(Lines of data)
— begin —

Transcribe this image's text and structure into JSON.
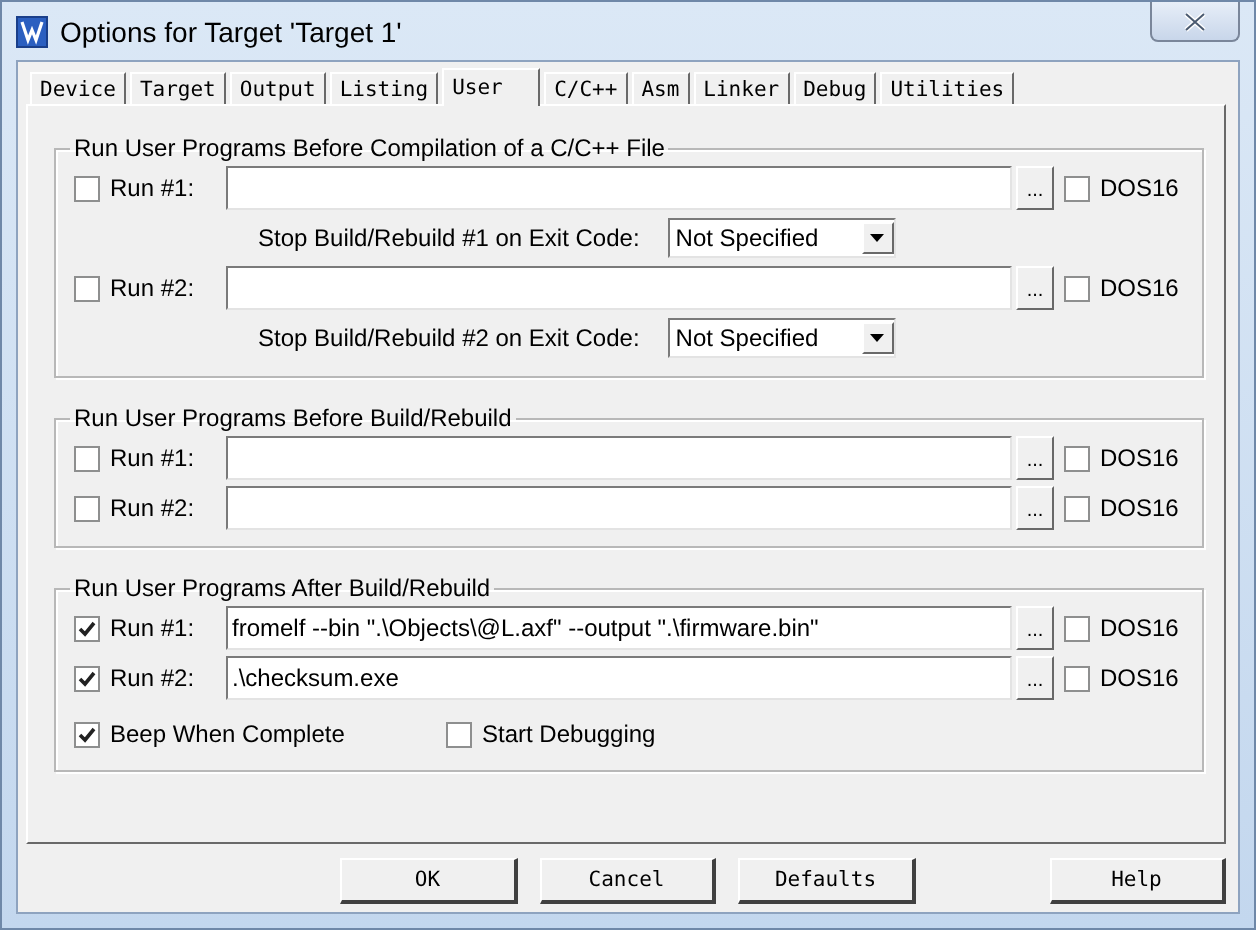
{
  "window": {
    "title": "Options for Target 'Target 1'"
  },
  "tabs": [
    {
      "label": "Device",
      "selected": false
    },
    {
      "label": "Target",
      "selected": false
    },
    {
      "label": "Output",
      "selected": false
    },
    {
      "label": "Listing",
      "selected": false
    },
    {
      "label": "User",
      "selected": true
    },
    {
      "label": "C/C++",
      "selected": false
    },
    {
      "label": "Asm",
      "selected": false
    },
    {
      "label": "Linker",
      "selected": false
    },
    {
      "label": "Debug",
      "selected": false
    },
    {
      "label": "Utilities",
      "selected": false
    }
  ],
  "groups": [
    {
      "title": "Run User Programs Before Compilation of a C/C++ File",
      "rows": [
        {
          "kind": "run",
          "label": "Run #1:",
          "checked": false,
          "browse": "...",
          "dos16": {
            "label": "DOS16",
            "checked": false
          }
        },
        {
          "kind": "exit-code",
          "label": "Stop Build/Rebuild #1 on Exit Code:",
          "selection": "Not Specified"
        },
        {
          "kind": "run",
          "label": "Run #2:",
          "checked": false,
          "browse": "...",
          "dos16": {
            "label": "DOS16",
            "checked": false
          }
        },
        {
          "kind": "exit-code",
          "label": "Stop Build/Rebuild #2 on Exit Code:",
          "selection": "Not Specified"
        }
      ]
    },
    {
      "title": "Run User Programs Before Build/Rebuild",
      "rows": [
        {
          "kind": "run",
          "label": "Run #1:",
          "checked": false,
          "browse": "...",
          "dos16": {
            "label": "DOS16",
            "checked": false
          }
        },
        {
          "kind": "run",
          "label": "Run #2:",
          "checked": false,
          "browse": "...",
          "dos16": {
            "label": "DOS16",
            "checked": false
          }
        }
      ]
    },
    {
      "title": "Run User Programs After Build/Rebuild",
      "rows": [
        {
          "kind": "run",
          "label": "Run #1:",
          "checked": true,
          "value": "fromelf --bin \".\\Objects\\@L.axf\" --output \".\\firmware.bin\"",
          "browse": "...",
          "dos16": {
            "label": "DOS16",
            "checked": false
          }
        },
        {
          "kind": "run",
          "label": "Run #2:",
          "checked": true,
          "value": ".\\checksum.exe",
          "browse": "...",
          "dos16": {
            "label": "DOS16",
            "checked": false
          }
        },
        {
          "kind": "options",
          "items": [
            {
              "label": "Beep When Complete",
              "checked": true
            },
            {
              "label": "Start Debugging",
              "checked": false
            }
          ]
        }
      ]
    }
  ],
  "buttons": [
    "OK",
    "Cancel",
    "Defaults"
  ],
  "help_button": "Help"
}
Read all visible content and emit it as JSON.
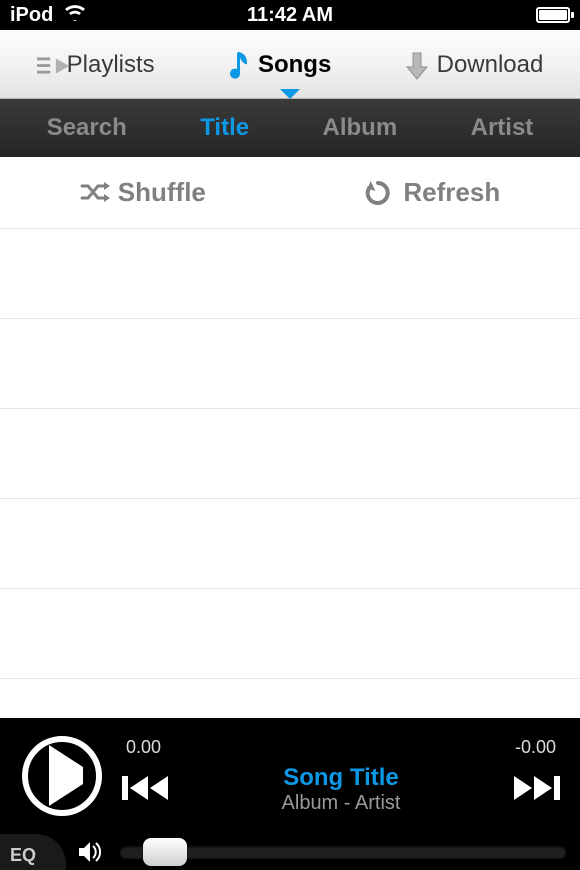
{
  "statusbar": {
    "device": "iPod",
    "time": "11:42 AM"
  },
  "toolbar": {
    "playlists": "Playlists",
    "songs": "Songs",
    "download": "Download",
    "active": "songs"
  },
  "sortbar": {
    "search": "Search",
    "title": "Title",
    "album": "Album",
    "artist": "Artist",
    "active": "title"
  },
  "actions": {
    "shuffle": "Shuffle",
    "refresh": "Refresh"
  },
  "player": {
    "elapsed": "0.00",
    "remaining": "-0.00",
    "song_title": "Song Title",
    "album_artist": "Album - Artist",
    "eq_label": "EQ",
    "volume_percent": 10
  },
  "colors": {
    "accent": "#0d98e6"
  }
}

— end —

§ Exercise objective: Set down every record once more, word for word, without pictures.

§ Answer in full:
Transcribe this image's text and structure into JSON.
{
  "window": {
    "title": "Options for Target 'Target 1'"
  },
  "tabs": [
    {
      "label": "Device",
      "selected": false
    },
    {
      "label": "Target",
      "selected": false
    },
    {
      "label": "Output",
      "selected": false
    },
    {
      "label": "Listing",
      "selected": false
    },
    {
      "label": "User",
      "selected": true
    },
    {
      "label": "C/C++",
      "selected": false
    },
    {
      "label": "Asm",
      "selected": false
    },
    {
      "label": "Linker",
      "selected": false
    },
    {
      "label": "Debug",
      "selected": false
    },
    {
      "label": "Utilities",
      "selected": false
    }
  ],
  "groups": [
    {
      "title": "Run User Programs Before Compilation of a C/C++ File",
      "rows": [
        {
          "kind": "run",
          "label": "Run #1:",
          "checked": false,
          "browse": "...",
          "dos16": {
            "label": "DOS16",
            "checked": false
          }
        },
        {
          "kind": "exit-code",
          "label": "Stop Build/Rebuild #1 on Exit Code:",
          "selection": "Not Specified"
        },
        {
          "kind": "run",
          "label": "Run #2:",
          "checked": false,
          "browse": "...",
          "dos16": {
            "label": "DOS16",
            "checked": false
          }
        },
        {
          "kind": "exit-code",
          "label": "Stop Build/Rebuild #2 on Exit Code:",
          "selection": "Not Specified"
        }
      ]
    },
    {
      "title": "Run User Programs Before Build/Rebuild",
      "rows": [
        {
          "kind": "run",
          "label": "Run #1:",
          "checked": false,
          "browse": "...",
          "dos16": {
            "label": "DOS16",
            "checked": false
          }
        },
        {
          "kind": "run",
          "label": "Run #2:",
          "checked": false,
          "browse": "...",
          "dos16": {
            "label": "DOS16",
            "checked": false
          }
        }
      ]
    },
    {
      "title": "Run User Programs After Build/Rebuild",
      "rows": [
        {
          "kind": "run",
          "label": "Run #1:",
          "checked": true,
          "value": "fromelf --bin \".\\Objects\\@L.axf\" --output \".\\firmware.bin\"",
          "browse": "...",
          "dos16": {
            "label": "DOS16",
            "checked": false
          }
        },
        {
          "kind": "run",
          "label": "Run #2:",
          "checked": true,
          "value": ".\\checksum.exe",
          "browse": "...",
          "dos16": {
            "label": "DOS16",
            "checked": false
          }
        },
        {
          "kind": "options",
          "items": [
            {
              "label": "Beep When Complete",
              "checked": true
            },
            {
              "label": "Start Debugging",
              "checked": false
            }
          ]
        }
      ]
    }
  ],
  "buttons": [
    "OK",
    "Cancel",
    "Defaults"
  ],
  "help_button": "Help"
}
Read all visible content and emit it as JSON.
{
  "statusbar": {
    "device": "iPod",
    "time": "11:42 AM"
  },
  "toolbar": {
    "playlists": "Playlists",
    "songs": "Songs",
    "download": "Download",
    "active": "songs"
  },
  "sortbar": {
    "search": "Search",
    "title": "Title",
    "album": "Album",
    "artist": "Artist",
    "active": "title"
  },
  "actions": {
    "shuffle": "Shuffle",
    "refresh": "Refresh"
  },
  "player": {
    "elapsed": "0.00",
    "remaining": "-0.00",
    "song_title": "Song Title",
    "album_artist": "Album - Artist",
    "eq_label": "EQ",
    "volume_percent": 10
  },
  "colors": {
    "accent": "#0d98e6"
  }
}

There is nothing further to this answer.